▶ **Objective**
Here are some records; return them all exactly.

▶ **Data rows**

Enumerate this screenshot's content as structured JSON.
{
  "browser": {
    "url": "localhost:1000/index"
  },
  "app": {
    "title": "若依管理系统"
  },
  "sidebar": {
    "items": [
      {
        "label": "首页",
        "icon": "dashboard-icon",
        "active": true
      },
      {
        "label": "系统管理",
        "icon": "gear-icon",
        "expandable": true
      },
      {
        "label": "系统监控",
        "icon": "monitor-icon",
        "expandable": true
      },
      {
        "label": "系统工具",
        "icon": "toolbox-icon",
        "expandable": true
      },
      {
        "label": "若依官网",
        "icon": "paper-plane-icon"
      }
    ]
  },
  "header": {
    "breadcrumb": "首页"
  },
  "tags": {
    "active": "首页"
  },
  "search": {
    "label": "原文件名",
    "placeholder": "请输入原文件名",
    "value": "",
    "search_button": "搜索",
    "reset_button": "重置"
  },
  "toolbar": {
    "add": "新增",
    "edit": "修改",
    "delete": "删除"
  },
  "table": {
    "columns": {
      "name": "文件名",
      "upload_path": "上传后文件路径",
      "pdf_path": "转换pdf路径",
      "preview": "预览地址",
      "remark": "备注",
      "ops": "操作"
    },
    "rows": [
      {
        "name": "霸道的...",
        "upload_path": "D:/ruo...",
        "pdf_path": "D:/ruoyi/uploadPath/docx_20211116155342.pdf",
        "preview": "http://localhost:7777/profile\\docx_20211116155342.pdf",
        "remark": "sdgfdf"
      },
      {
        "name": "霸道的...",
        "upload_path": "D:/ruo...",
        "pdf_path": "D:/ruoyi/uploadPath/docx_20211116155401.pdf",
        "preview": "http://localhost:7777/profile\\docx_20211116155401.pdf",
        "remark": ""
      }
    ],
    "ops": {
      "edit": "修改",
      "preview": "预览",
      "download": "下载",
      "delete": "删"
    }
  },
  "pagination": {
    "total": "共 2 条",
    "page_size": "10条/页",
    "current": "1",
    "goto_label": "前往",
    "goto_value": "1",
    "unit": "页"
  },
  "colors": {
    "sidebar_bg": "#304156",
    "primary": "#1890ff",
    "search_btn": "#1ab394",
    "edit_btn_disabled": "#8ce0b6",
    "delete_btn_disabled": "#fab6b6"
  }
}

▶ **Written response**
Enumerate this screenshot's content as structured JSON.
{
  "browser": {
    "url": "localhost:1000/index"
  },
  "app": {
    "title": "若依管理系统"
  },
  "sidebar": {
    "items": [
      {
        "label": "首页",
        "icon": "dashboard-icon",
        "active": true
      },
      {
        "label": "系统管理",
        "icon": "gear-icon",
        "expandable": true
      },
      {
        "label": "系统监控",
        "icon": "monitor-icon",
        "expandable": true
      },
      {
        "label": "系统工具",
        "icon": "toolbox-icon",
        "expandable": true
      },
      {
        "label": "若依官网",
        "icon": "paper-plane-icon"
      }
    ]
  },
  "header": {
    "breadcrumb": "首页"
  },
  "tags": {
    "active": "首页"
  },
  "search": {
    "label": "原文件名",
    "placeholder": "请输入原文件名",
    "value": "",
    "search_button": "搜索",
    "reset_button": "重置"
  },
  "toolbar": {
    "add": "新增",
    "edit": "修改",
    "delete": "删除"
  },
  "table": {
    "columns": {
      "name": "文件名",
      "upload_path": "上传后文件路径",
      "pdf_path": "转换pdf路径",
      "preview": "预览地址",
      "remark": "备注",
      "ops": "操作"
    },
    "rows": [
      {
        "name": "霸道的...",
        "upload_path": "D:/ruo...",
        "pdf_path": "D:/ruoyi/uploadPath/docx_20211116155342.pdf",
        "preview": "http://localhost:7777/profile\\docx_20211116155342.pdf",
        "remark": "sdgfdf"
      },
      {
        "name": "霸道的...",
        "upload_path": "D:/ruo...",
        "pdf_path": "D:/ruoyi/uploadPath/docx_20211116155401.pdf",
        "preview": "http://localhost:7777/profile\\docx_20211116155401.pdf",
        "remark": ""
      }
    ],
    "ops": {
      "edit": "修改",
      "preview": "预览",
      "download": "下载",
      "delete": "删"
    }
  },
  "pagination": {
    "total": "共 2 条",
    "page_size": "10条/页",
    "current": "1",
    "goto_label": "前往",
    "goto_value": "1",
    "unit": "页"
  },
  "colors": {
    "sidebar_bg": "#304156",
    "primary": "#1890ff",
    "search_btn": "#1ab394",
    "edit_btn_disabled": "#8ce0b6",
    "delete_btn_disabled": "#fab6b6"
  }
}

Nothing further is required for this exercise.